:: Provided material ::
○ ○ ○ ○ ○ ○ ○

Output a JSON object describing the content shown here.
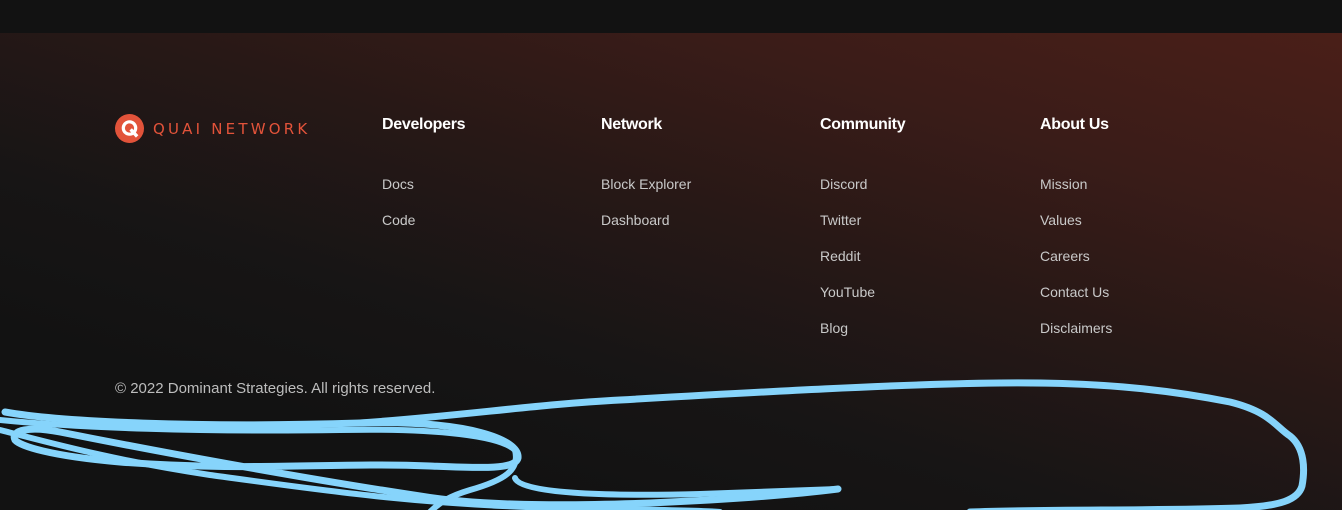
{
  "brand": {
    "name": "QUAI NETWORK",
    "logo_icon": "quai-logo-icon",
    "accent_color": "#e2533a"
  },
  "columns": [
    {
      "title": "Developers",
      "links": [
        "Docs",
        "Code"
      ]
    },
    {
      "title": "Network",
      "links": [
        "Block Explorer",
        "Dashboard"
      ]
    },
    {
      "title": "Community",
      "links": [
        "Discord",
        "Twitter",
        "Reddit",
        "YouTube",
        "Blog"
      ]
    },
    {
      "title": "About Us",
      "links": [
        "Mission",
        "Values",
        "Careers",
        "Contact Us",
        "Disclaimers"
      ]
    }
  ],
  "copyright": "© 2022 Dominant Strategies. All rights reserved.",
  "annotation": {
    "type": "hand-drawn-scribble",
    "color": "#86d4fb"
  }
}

○ ○ ○ ○ ○ ○ ○

Every record is to be reproduced exactly, with no pictures included.

Output a JSON object describing the content shown here.
{
  "brand": {
    "name": "QUAI NETWORK",
    "logo_icon": "quai-logo-icon",
    "accent_color": "#e2533a"
  },
  "columns": [
    {
      "title": "Developers",
      "links": [
        "Docs",
        "Code"
      ]
    },
    {
      "title": "Network",
      "links": [
        "Block Explorer",
        "Dashboard"
      ]
    },
    {
      "title": "Community",
      "links": [
        "Discord",
        "Twitter",
        "Reddit",
        "YouTube",
        "Blog"
      ]
    },
    {
      "title": "About Us",
      "links": [
        "Mission",
        "Values",
        "Careers",
        "Contact Us",
        "Disclaimers"
      ]
    }
  ],
  "copyright": "© 2022 Dominant Strategies. All rights reserved.",
  "annotation": {
    "type": "hand-drawn-scribble",
    "color": "#86d4fb"
  }
}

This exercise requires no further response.